## TASK PROMPT
Extract the lines that hold the string "排除C项".

** Start **

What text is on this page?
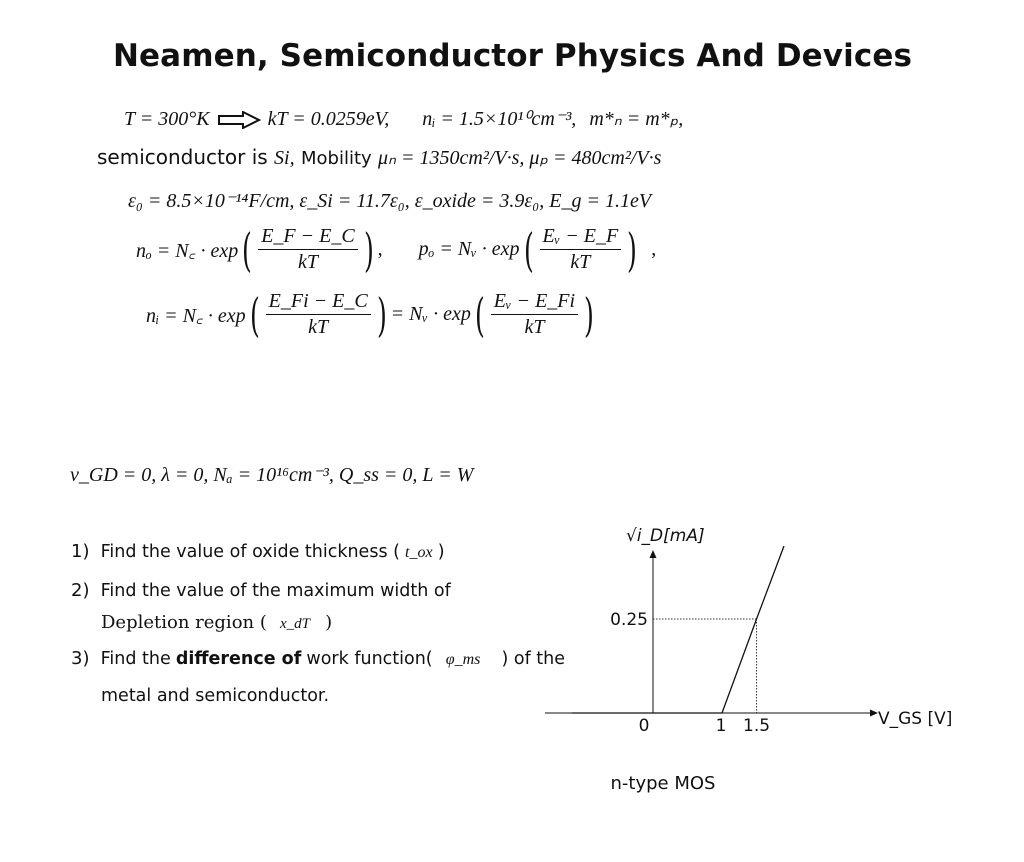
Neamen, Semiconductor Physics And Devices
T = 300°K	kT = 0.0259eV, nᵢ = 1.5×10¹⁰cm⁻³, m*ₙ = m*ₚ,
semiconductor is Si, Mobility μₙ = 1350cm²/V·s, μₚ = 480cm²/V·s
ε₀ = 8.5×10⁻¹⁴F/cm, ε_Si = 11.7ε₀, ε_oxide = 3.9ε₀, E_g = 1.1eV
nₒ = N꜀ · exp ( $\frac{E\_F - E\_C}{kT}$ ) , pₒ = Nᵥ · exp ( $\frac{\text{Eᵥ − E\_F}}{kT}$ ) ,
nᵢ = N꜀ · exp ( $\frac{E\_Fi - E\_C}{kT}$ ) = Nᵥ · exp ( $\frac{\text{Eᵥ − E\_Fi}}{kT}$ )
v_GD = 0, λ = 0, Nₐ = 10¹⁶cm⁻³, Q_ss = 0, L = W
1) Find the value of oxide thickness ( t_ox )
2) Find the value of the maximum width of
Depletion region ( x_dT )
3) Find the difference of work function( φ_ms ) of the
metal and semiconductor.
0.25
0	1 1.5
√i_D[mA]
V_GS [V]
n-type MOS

** End **
** Start **

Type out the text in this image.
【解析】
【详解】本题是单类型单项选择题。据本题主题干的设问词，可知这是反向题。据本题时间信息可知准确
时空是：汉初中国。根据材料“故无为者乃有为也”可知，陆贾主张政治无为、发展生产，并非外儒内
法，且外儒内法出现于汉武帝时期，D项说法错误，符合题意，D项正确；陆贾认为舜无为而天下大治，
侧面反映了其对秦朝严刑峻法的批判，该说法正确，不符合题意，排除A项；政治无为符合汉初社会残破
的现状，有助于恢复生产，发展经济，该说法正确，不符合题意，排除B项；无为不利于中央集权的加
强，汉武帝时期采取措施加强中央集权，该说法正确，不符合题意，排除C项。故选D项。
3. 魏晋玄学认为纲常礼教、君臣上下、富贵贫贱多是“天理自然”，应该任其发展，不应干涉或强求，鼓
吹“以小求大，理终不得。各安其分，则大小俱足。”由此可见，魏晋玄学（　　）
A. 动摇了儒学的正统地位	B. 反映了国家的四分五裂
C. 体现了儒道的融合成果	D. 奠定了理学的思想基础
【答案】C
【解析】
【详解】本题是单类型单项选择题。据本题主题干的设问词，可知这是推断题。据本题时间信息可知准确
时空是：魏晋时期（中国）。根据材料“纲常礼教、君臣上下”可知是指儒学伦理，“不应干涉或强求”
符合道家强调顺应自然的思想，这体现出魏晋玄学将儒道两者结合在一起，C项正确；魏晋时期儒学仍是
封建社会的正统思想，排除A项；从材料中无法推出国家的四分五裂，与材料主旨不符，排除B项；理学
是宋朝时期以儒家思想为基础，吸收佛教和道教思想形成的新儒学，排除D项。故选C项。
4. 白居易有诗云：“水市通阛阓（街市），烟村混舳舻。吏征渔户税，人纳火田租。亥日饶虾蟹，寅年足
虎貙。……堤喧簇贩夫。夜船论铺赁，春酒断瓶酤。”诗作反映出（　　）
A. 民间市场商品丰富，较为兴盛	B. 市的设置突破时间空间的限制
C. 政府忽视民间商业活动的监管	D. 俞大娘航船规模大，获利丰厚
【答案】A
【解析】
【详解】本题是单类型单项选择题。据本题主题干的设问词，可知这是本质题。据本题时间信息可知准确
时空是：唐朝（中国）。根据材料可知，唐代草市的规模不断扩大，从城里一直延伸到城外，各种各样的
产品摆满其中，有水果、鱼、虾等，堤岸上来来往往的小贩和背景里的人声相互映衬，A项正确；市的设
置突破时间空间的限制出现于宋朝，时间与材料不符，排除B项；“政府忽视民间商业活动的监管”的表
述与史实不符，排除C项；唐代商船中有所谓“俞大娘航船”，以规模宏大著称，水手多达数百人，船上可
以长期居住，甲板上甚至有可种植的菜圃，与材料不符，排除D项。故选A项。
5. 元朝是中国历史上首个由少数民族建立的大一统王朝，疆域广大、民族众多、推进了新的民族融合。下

** End **

## EXERCISE RESULT
强，汉武帝时期采取措施加强中央集权，该说法正确，不符合题意，排除C项。故选D项。
述与史实不符，排除C项；唐代商船中有所谓“俞大娘航船”，以规模宏大著称，水手多达数百人，船上可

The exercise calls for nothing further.